-- Exercise instructions --
Gather every line in the records below that contains the word "你需要提交资料".

-- Input rows --

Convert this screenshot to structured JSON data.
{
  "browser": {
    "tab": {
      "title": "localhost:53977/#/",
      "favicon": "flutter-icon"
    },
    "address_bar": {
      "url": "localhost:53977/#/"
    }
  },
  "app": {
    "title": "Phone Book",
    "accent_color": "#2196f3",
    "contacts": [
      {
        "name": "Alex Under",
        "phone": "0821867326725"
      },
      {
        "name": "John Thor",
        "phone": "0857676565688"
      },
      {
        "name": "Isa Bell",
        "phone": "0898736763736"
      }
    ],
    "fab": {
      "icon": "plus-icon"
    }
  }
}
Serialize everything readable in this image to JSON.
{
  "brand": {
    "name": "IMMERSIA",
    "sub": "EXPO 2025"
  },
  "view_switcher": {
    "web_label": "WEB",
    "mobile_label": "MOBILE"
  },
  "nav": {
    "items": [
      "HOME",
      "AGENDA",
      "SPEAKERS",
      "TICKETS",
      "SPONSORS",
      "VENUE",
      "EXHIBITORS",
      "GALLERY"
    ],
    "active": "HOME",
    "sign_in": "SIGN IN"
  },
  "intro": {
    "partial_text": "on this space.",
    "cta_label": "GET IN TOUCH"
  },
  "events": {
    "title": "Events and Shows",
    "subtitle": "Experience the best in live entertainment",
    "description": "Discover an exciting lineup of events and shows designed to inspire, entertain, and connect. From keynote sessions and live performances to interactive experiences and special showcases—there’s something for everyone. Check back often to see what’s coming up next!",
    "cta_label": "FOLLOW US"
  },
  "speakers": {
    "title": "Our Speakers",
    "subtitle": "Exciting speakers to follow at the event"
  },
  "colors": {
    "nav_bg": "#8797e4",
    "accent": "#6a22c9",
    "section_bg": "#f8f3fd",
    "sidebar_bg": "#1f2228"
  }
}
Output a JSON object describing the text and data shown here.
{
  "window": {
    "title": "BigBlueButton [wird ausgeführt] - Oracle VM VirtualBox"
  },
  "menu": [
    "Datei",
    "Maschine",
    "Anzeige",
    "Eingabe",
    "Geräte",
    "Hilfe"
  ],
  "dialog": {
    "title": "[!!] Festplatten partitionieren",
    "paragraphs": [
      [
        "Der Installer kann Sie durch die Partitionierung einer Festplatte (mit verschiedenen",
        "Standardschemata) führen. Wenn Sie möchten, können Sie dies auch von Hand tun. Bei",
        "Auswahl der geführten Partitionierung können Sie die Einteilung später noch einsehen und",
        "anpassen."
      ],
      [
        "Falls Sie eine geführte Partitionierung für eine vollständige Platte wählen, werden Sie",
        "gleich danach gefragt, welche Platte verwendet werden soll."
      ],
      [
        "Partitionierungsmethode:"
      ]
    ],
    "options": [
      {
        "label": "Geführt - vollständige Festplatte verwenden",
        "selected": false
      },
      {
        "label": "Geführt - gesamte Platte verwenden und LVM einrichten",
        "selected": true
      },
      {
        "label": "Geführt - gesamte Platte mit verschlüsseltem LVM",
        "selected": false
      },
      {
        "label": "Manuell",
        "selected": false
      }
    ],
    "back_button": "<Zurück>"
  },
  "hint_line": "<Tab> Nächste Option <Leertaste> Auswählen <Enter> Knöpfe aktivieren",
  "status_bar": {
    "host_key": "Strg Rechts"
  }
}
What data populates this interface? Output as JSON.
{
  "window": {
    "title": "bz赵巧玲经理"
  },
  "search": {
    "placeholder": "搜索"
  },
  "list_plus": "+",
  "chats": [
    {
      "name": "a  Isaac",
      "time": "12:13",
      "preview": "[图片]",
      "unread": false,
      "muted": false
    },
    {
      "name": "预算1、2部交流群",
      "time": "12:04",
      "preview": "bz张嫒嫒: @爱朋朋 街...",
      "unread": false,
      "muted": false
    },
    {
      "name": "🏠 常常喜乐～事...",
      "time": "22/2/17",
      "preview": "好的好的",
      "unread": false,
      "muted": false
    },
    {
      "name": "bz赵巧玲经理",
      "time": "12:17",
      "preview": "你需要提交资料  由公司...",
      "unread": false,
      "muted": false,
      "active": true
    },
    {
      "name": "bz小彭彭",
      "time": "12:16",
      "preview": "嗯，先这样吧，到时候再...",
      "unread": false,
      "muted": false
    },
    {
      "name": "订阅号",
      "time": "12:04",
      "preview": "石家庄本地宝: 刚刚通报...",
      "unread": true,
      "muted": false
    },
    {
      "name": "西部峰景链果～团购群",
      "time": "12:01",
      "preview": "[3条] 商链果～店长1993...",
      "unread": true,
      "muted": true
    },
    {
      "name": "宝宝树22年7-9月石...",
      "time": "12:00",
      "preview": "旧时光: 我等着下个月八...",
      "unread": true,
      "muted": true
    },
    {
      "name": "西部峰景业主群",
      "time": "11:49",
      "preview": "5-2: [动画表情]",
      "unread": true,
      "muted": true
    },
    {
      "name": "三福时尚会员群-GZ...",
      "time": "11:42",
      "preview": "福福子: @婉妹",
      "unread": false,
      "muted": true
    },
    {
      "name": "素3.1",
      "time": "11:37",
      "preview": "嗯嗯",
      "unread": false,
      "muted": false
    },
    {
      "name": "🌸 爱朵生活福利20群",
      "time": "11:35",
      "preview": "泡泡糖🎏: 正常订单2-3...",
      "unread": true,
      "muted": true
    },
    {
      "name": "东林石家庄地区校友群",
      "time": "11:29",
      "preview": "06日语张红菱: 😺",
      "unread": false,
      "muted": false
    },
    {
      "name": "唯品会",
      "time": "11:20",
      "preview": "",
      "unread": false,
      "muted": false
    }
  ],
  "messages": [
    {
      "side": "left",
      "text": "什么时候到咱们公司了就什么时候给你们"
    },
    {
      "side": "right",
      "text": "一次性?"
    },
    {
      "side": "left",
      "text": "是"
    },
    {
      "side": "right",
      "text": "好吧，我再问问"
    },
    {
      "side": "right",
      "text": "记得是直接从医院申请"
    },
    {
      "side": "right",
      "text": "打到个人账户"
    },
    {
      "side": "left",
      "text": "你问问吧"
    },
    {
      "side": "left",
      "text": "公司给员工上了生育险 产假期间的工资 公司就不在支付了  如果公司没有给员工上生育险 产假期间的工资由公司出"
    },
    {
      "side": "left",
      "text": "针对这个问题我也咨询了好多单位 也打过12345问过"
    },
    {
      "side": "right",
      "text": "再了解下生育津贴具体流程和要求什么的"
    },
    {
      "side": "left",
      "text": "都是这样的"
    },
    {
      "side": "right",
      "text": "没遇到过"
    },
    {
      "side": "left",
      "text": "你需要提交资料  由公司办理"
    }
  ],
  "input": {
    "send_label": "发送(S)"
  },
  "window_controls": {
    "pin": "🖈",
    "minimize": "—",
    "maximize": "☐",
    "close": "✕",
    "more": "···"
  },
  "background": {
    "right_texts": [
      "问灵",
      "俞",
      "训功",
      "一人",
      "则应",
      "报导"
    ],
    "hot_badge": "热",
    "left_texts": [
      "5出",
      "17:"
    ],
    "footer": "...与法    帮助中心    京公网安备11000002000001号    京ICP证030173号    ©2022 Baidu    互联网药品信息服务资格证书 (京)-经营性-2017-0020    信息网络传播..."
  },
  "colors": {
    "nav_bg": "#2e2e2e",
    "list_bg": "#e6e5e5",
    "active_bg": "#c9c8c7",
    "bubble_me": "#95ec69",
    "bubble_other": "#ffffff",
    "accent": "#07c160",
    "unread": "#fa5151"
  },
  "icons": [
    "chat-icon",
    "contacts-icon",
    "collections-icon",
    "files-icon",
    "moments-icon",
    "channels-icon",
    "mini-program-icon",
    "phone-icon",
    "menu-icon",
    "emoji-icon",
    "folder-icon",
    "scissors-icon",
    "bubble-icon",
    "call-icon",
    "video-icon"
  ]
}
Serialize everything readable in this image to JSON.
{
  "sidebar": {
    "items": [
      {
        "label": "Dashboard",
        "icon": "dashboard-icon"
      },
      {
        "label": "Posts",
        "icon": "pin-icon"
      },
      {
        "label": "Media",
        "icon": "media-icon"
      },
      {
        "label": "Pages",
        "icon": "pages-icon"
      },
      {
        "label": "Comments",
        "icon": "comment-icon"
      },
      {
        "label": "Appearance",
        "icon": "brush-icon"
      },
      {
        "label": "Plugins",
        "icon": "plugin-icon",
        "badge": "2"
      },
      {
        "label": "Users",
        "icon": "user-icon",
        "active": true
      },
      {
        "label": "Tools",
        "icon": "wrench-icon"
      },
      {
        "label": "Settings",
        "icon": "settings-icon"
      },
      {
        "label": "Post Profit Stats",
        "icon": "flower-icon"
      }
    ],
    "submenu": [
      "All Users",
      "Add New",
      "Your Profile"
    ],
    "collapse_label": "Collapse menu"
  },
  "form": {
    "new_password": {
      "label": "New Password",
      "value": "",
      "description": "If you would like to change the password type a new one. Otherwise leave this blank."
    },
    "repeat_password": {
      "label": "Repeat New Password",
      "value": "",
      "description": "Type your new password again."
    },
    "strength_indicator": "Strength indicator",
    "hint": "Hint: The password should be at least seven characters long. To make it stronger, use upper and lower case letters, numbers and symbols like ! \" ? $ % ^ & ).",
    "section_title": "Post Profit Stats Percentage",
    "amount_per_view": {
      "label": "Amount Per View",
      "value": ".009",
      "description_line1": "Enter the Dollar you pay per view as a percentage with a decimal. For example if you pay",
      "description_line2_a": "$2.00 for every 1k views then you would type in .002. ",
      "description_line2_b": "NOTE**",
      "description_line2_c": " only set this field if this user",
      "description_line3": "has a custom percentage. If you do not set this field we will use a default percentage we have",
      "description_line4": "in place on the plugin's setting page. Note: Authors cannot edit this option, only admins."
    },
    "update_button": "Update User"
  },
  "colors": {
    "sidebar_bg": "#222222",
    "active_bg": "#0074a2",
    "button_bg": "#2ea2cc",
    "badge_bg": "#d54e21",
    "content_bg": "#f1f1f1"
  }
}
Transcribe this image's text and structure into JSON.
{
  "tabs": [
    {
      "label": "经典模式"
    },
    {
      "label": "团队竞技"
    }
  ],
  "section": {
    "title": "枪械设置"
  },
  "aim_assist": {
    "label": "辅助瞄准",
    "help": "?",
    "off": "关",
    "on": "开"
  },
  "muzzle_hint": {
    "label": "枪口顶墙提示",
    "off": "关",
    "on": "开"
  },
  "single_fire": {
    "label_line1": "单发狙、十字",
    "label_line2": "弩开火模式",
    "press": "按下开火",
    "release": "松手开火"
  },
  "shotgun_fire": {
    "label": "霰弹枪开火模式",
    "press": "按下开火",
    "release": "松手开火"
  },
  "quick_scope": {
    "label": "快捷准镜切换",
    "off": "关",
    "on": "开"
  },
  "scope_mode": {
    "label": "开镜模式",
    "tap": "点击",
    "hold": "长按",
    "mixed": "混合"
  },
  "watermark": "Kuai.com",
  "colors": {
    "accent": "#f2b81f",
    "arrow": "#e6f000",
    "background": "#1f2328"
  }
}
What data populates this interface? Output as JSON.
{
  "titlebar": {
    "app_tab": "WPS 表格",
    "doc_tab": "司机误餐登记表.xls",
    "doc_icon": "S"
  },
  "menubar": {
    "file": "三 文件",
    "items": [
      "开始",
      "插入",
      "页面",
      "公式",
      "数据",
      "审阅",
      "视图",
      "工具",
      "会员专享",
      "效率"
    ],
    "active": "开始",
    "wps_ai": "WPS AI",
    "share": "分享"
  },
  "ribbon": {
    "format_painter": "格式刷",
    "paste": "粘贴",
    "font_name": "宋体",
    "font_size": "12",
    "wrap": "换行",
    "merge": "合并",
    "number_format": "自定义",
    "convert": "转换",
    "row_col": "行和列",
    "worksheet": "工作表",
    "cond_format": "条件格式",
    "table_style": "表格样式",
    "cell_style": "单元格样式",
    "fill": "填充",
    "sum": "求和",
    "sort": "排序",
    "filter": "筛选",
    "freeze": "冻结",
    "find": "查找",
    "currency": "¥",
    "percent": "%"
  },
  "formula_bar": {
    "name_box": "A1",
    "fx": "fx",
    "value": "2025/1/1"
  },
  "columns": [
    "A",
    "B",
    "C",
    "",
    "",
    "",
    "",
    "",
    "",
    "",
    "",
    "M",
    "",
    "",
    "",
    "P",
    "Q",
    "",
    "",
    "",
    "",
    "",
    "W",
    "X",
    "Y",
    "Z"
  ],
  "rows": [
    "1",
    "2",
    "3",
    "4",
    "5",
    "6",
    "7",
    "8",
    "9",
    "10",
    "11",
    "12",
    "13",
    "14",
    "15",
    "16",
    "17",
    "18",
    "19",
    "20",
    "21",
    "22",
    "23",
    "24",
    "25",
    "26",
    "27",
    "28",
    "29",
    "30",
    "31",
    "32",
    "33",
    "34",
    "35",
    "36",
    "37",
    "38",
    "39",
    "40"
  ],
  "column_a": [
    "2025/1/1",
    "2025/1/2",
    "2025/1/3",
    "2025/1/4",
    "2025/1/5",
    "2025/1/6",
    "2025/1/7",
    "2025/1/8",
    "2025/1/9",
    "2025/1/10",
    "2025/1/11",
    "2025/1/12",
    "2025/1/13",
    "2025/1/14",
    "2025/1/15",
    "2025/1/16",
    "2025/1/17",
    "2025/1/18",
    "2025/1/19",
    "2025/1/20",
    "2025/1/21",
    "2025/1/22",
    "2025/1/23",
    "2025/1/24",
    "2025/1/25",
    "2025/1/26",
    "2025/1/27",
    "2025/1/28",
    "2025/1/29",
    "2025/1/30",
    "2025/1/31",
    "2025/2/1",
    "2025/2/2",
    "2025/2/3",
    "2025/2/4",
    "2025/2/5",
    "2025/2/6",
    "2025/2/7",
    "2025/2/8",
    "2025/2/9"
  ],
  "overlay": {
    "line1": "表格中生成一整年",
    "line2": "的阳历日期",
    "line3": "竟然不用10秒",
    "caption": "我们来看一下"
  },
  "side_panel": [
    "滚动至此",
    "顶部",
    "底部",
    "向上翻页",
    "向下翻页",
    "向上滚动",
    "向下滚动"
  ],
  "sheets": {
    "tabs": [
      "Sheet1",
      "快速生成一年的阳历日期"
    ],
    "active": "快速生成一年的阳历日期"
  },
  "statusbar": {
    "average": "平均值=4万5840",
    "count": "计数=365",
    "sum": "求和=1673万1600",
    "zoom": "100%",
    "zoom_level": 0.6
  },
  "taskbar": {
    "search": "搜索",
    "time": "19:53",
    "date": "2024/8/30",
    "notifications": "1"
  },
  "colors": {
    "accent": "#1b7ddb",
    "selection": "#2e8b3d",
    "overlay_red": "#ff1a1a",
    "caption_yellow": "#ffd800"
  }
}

-- Solution for this task --
      "preview": "你需要提交资料  由公司...",
      "text": "你需要提交资料  由公司办理"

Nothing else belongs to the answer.